Data entries:
★ ★ ★ ★ ★ ★ ★

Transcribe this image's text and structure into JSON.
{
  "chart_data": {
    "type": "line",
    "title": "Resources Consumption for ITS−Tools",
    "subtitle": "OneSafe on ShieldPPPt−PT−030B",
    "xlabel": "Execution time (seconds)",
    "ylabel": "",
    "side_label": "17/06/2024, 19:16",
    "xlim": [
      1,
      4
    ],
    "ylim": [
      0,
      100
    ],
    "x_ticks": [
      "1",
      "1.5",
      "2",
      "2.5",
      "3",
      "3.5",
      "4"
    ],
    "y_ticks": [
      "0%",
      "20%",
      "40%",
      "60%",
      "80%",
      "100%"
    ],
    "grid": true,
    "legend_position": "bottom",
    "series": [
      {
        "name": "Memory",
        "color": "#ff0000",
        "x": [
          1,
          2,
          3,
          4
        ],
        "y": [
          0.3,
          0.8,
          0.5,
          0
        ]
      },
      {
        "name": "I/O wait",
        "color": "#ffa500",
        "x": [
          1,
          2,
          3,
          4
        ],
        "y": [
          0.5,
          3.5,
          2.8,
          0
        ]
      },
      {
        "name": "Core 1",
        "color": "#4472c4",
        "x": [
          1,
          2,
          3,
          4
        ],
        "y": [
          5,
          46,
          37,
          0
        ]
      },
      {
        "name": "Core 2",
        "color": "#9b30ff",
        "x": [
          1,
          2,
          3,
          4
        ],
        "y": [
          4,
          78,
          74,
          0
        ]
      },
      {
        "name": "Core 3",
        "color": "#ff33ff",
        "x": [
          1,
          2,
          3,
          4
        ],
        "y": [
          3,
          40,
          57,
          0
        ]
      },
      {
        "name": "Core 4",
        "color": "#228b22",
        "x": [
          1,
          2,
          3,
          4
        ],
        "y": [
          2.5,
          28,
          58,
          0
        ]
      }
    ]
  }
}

★ ★ ★ ★ ★ ★ ★

* **PROBLEM**:
Lines from the records above that hold "color" are the ones to list.

* **RESPONSE TO THIS TASK**:
        "color": "#ff0000",
        "color": "#ffa500",
        "color": "#4472c4",
        "color": "#9b30ff",
        "color": "#ff33ff",
        "color": "#228b22",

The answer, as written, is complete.